- _Exercise_: Omit the images. Copy each entry word for word.

- _Material to process_:
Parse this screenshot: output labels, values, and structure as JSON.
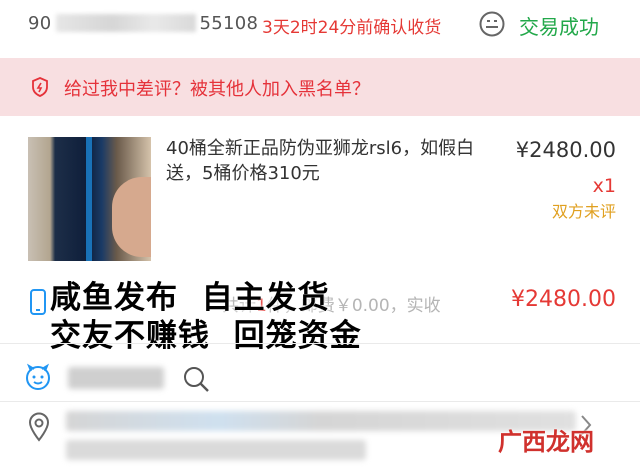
{
  "header": {
    "order_id_prefix": "90",
    "order_id_suffix": "55108",
    "confirm_countdown": "3天2时24分前确认收货",
    "trade_status": "交易成功"
  },
  "warning": {
    "text": "给过我中差评？被其他人加入黑名单？"
  },
  "product": {
    "title": "40桶全新正品防伪亚狮龙rsl6，如假白送，5桶价格310元",
    "price": "¥2480.00",
    "quantity": "x1",
    "review_status": "双方未评"
  },
  "summary": {
    "text_a": "共计",
    "count": "1",
    "text_b": "件，邮费￥0.00，实收",
    "total": "¥2480.00"
  },
  "overlay": {
    "line1": "咸鱼发布  自主发货",
    "line2": "交友不赚钱  回笼资金"
  },
  "watermark": "广西龙网",
  "colors": {
    "red": "#e53935",
    "green": "#22a84a",
    "banner_bg": "#f8dfe1",
    "gold": "#e0a020"
  },
  "icons": [
    "smiley-face-icon",
    "shield-icon",
    "phone-icon",
    "emoji-icon",
    "search-icon",
    "location-pin-icon",
    "chevron-right-icon"
  ]
}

- _Finished answer_:
Parse this screenshot: output labels, values, and structure as JSON.
{
  "header": {
    "order_id_prefix": "90",
    "order_id_suffix": "55108",
    "confirm_countdown": "3天2时24分前确认收货",
    "trade_status": "交易成功"
  },
  "warning": {
    "text": "给过我中差评？被其他人加入黑名单？"
  },
  "product": {
    "title": "40桶全新正品防伪亚狮龙rsl6，如假白送，5桶价格310元",
    "price": "¥2480.00",
    "quantity": "x1",
    "review_status": "双方未评"
  },
  "summary": {
    "text_a": "共计",
    "count": "1",
    "text_b": "件，邮费￥0.00，实收",
    "total": "¥2480.00"
  },
  "overlay": {
    "line1": "咸鱼发布  自主发货",
    "line2": "交友不赚钱  回笼资金"
  },
  "watermark": "广西龙网",
  "colors": {
    "red": "#e53935",
    "green": "#22a84a",
    "banner_bg": "#f8dfe1",
    "gold": "#e0a020"
  },
  "icons": [
    "smiley-face-icon",
    "shield-icon",
    "phone-icon",
    "emoji-icon",
    "search-icon",
    "location-pin-icon",
    "chevron-right-icon"
  ]
}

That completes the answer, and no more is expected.